Requirements —
Every entry here needs to be repeated exactly.

Stored data entries —

○ ○ ○ ○ ○

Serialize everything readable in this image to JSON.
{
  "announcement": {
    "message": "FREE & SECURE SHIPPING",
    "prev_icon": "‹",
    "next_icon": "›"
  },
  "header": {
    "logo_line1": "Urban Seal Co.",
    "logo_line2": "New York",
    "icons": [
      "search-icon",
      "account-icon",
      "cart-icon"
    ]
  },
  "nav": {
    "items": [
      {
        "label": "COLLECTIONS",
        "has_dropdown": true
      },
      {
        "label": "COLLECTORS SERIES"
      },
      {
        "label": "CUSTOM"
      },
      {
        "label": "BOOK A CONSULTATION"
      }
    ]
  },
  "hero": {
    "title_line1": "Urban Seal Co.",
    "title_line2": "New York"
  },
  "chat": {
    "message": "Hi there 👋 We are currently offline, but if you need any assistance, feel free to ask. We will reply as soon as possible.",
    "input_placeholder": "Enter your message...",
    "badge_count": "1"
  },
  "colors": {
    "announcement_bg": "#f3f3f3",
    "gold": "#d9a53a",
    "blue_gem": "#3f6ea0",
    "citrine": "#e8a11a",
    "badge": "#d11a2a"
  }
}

○ ○ ○ ○ ○

Response —
Serialize everything readable in this image to JSON.
{
  "announcement": {
    "message": "FREE & SECURE SHIPPING",
    "prev_icon": "‹",
    "next_icon": "›"
  },
  "header": {
    "logo_line1": "Urban Seal Co.",
    "logo_line2": "New York",
    "icons": [
      "search-icon",
      "account-icon",
      "cart-icon"
    ]
  },
  "nav": {
    "items": [
      {
        "label": "COLLECTIONS",
        "has_dropdown": true
      },
      {
        "label": "COLLECTORS SERIES"
      },
      {
        "label": "CUSTOM"
      },
      {
        "label": "BOOK A CONSULTATION"
      }
    ]
  },
  "hero": {
    "title_line1": "Urban Seal Co.",
    "title_line2": "New York"
  },
  "chat": {
    "message": "Hi there 👋 We are currently offline, but if you need any assistance, feel free to ask. We will reply as soon as possible.",
    "input_placeholder": "Enter your message...",
    "badge_count": "1"
  },
  "colors": {
    "announcement_bg": "#f3f3f3",
    "gold": "#d9a53a",
    "blue_gem": "#3f6ea0",
    "citrine": "#e8a11a",
    "badge": "#d11a2a"
  }
}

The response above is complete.